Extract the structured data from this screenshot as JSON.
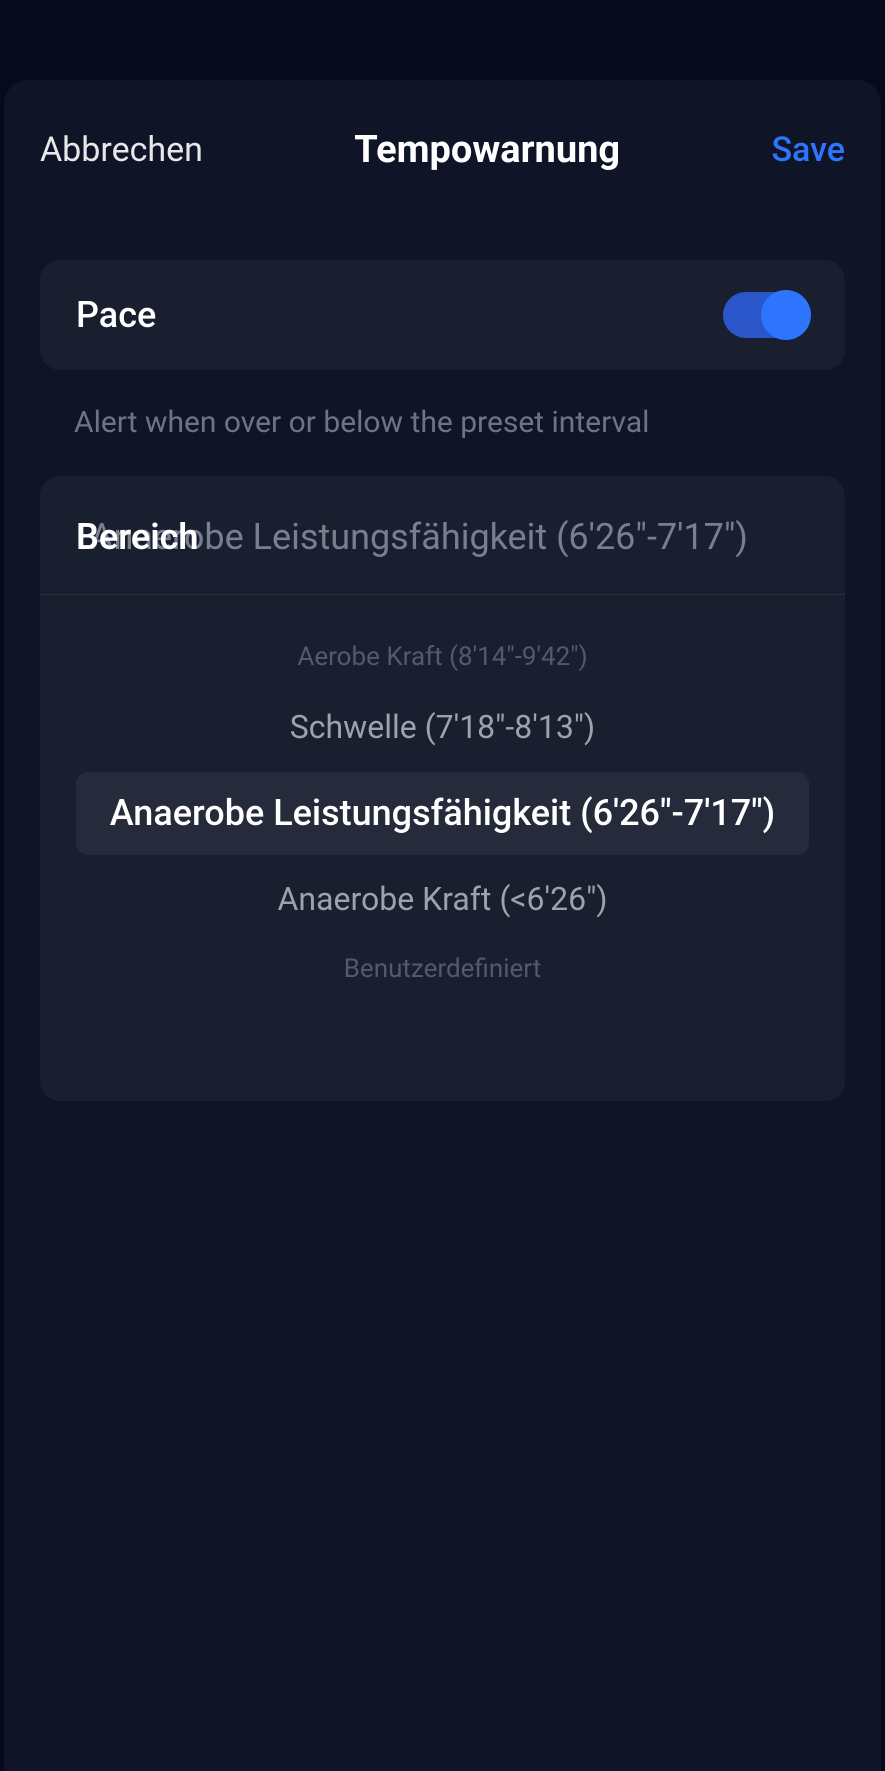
{
  "header": {
    "cancel": "Abbrechen",
    "title": "Tempowarnung",
    "save": "Save"
  },
  "pace": {
    "label": "Pace",
    "enabled": true
  },
  "description": "Alert when over or below the preset interval",
  "range": {
    "label": "Bereich",
    "selected_display": "Anaerobe Leistungsfähigkeit (6'26\"-7'17\")",
    "options": [
      "Aerobe Kraft (8'14\"-9'42\")",
      "Schwelle (7'18\"-8'13\")",
      "Anaerobe Leistungsfähigkeit (6'26\"-7'17\")",
      "Anaerobe Kraft (<6'26\")",
      "Benutzerdefiniert"
    ]
  }
}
_ _ _ _ _
Output the entries above exactly. Drop the pictures.

Reply to the task —
Extract the structured data from this screenshot as JSON.
{
  "header": {
    "cancel": "Abbrechen",
    "title": "Tempowarnung",
    "save": "Save"
  },
  "pace": {
    "label": "Pace",
    "enabled": true
  },
  "description": "Alert when over or below the preset interval",
  "range": {
    "label": "Bereich",
    "selected_display": "Anaerobe Leistungsfähigkeit (6'26\"-7'17\")",
    "options": [
      "Aerobe Kraft (8'14\"-9'42\")",
      "Schwelle (7'18\"-8'13\")",
      "Anaerobe Leistungsfähigkeit (6'26\"-7'17\")",
      "Anaerobe Kraft (<6'26\")",
      "Benutzerdefiniert"
    ]
  }
}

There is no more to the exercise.